* _TASK REQUIREMENTS_
The whole listing, apart from its images, should be restated word for word.
§
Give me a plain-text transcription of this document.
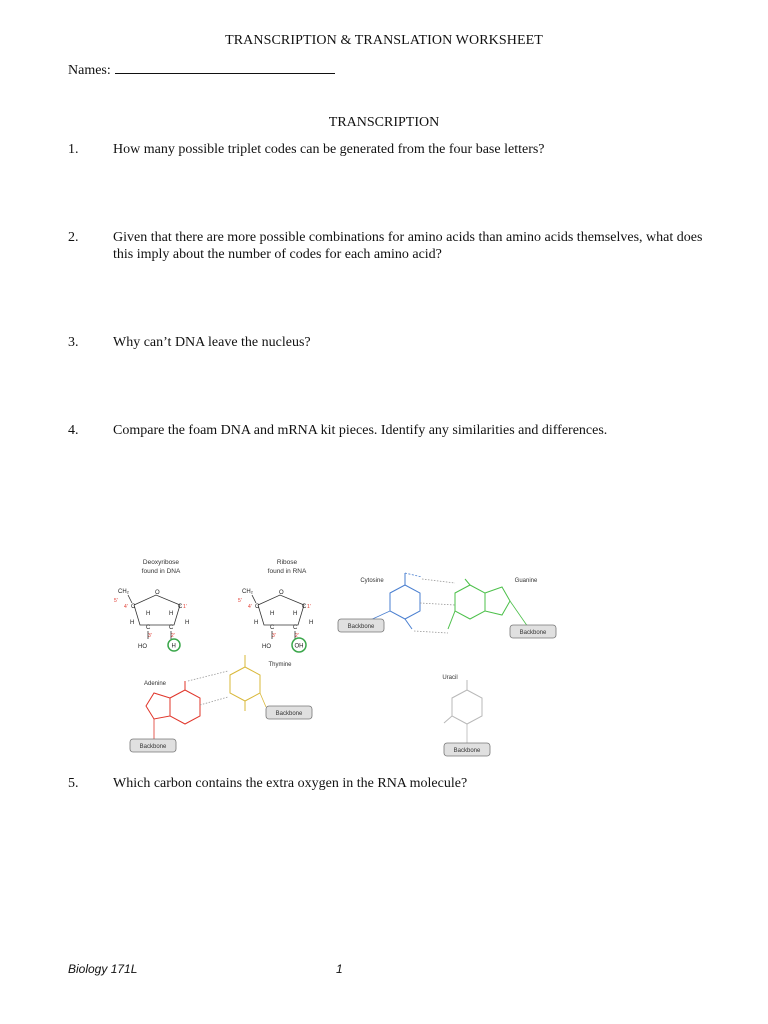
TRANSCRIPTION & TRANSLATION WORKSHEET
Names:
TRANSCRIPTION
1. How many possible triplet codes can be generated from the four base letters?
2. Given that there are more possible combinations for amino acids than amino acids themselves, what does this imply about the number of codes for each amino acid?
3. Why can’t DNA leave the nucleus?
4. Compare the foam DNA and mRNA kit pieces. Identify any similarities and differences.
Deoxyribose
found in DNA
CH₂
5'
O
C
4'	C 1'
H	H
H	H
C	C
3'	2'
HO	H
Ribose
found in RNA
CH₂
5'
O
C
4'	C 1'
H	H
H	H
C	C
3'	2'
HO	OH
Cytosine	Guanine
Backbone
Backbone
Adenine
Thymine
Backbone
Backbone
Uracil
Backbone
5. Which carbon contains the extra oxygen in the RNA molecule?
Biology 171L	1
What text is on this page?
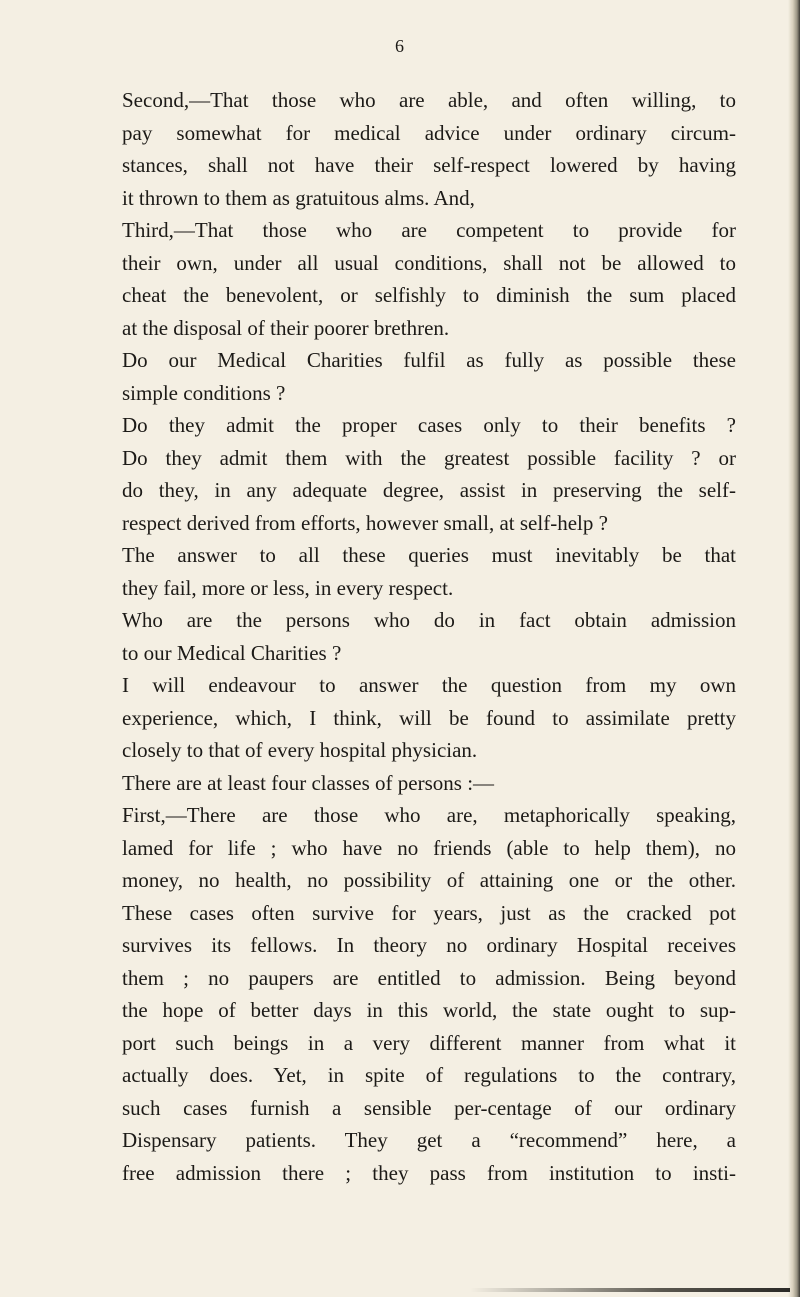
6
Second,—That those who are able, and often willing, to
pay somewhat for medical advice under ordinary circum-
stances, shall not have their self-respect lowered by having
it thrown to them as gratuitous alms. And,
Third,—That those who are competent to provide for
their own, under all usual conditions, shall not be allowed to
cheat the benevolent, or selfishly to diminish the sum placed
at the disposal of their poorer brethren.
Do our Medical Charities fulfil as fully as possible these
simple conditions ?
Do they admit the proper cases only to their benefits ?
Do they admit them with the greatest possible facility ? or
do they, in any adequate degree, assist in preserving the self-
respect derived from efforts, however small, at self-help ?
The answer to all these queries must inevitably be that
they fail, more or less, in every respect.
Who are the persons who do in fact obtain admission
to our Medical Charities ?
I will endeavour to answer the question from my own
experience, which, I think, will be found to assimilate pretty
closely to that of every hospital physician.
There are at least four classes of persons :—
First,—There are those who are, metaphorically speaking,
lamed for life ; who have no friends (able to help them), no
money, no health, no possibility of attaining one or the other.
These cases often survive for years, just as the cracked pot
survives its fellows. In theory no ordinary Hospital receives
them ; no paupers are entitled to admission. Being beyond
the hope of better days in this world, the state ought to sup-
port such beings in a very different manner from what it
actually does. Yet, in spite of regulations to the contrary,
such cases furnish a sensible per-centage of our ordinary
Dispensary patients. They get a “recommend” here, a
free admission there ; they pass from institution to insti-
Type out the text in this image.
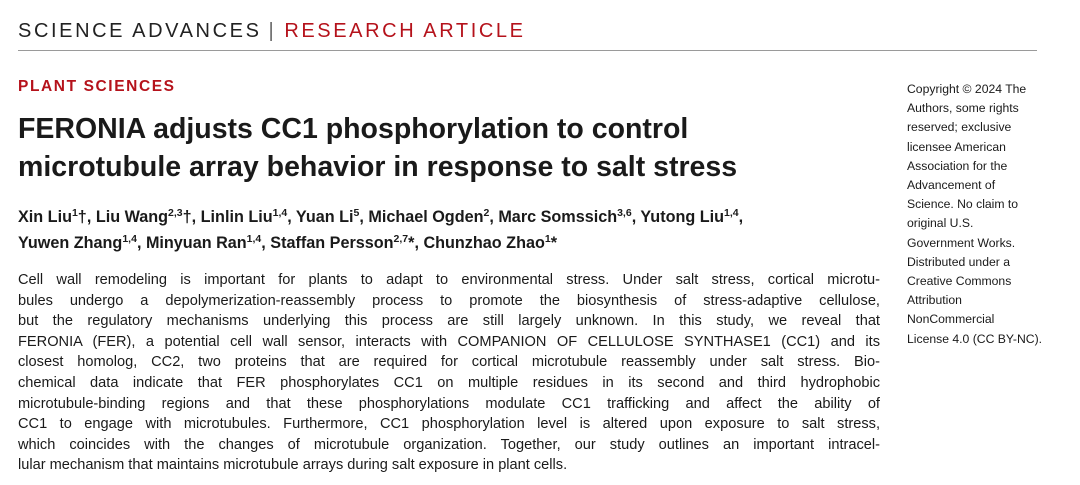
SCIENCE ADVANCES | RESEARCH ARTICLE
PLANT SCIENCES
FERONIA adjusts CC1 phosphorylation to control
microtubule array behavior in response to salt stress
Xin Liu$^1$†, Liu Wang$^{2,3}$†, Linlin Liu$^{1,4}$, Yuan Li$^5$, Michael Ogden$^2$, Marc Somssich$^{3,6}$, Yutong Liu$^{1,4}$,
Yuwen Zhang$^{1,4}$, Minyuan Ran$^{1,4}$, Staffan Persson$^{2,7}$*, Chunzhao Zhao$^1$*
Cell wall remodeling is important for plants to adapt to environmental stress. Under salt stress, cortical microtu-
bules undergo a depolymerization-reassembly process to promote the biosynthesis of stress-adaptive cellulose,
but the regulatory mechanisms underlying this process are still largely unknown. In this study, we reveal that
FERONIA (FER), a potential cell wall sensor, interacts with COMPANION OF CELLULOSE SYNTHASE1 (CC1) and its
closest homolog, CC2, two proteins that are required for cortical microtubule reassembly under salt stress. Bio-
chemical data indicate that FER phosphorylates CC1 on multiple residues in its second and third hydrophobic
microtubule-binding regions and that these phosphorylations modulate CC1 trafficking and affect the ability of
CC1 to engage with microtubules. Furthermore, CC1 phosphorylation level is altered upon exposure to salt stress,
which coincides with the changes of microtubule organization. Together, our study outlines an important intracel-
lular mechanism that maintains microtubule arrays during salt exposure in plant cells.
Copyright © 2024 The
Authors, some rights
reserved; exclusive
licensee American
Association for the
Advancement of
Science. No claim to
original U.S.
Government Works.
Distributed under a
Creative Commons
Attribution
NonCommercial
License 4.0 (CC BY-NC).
§
* _RESPONSE BOX_
Give me a plain-text transcription of this document.
TRANSCRIPTION & TRANSLATION WORKSHEET
Names:
TRANSCRIPTION
1. How many possible triplet codes can be generated from the four base letters?
2. Given that there are more possible combinations for amino acids than amino acids themselves, what does this imply about the number of codes for each amino acid?
3. Why can’t DNA leave the nucleus?
4. Compare the foam DNA and mRNA kit pieces. Identify any similarities and differences.
Deoxyribose
found in DNA
CH₂
5'
O
C
4'	C 1'
H	H
H	H
C	C
3'	2'
HO	H
Ribose
found in RNA
CH₂
5'
O
C
4'	C 1'
H	H
H	H
C	C
3'	2'
HO	OH
Cytosine	Guanine
Backbone
Backbone
Adenine
Thymine
Backbone
Backbone
Uracil
Backbone
5. Which carbon contains the extra oxygen in the RNA molecule?
Biology 171L	1
What text is on this page?
6
Second,—That those who are able, and often willing, to
pay somewhat for medical advice under ordinary circum-
stances, shall not have their self-respect lowered by having
it thrown to them as gratuitous alms. And,
Third,—That those who are competent to provide for
their own, under all usual conditions, shall not be allowed to
cheat the benevolent, or selfishly to diminish the sum placed
at the disposal of their poorer brethren.
Do our Medical Charities fulfil as fully as possible these
simple conditions ?
Do they admit the proper cases only to their benefits ?
Do they admit them with the greatest possible facility ? or
do they, in any adequate degree, assist in preserving the self-
respect derived from efforts, however small, at self-help ?
The answer to all these queries must inevitably be that
they fail, more or less, in every respect.
Who are the persons who do in fact obtain admission
to our Medical Charities ?
I will endeavour to answer the question from my own
experience, which, I think, will be found to assimilate pretty
closely to that of every hospital physician.
There are at least four classes of persons :—
First,—There are those who are, metaphorically speaking,
lamed for life ; who have no friends (able to help them), no
money, no health, no possibility of attaining one or the other.
These cases often survive for years, just as the cracked pot
survives its fellows. In theory no ordinary Hospital receives
them ; no paupers are entitled to admission. Being beyond
the hope of better days in this world, the state ought to sup-
port such beings in a very different manner from what it
actually does. Yet, in spite of regulations to the contrary,
such cases furnish a sensible per-centage of our ordinary
Dispensary patients. They get a “recommend” here, a
free admission there ; they pass from institution to insti-
Type out the text in this image.
SCIENCE ADVANCES | RESEARCH ARTICLE
PLANT SCIENCES
FERONIA adjusts CC1 phosphorylation to control
microtubule array behavior in response to salt stress
Xin Liu$^1$†, Liu Wang$^{2,3}$†, Linlin Liu$^{1,4}$, Yuan Li$^5$, Michael Ogden$^2$, Marc Somssich$^{3,6}$, Yutong Liu$^{1,4}$,
Yuwen Zhang$^{1,4}$, Minyuan Ran$^{1,4}$, Staffan Persson$^{2,7}$*, Chunzhao Zhao$^1$*
Cell wall remodeling is important for plants to adapt to environmental stress. Under salt stress, cortical microtu-
bules undergo a depolymerization-reassembly process to promote the biosynthesis of stress-adaptive cellulose,
but the regulatory mechanisms underlying this process are still largely unknown. In this study, we reveal that
FERONIA (FER), a potential cell wall sensor, interacts with COMPANION OF CELLULOSE SYNTHASE1 (CC1) and its
closest homolog, CC2, two proteins that are required for cortical microtubule reassembly under salt stress. Bio-
chemical data indicate that FER phosphorylates CC1 on multiple residues in its second and third hydrophobic
microtubule-binding regions and that these phosphorylations modulate CC1 trafficking and affect the ability of
CC1 to engage with microtubules. Furthermore, CC1 phosphorylation level is altered upon exposure to salt stress,
which coincides with the changes of microtubule organization. Together, our study outlines an important intracel-
lular mechanism that maintains microtubule arrays during salt exposure in plant cells.
Copyright © 2024 The
Authors, some rights
reserved; exclusive
licensee American
Association for the
Advancement of
Science. No claim to
original U.S.
Government Works.
Distributed under a
Creative Commons
Attribution
NonCommercial
License 4.0 (CC BY-NC).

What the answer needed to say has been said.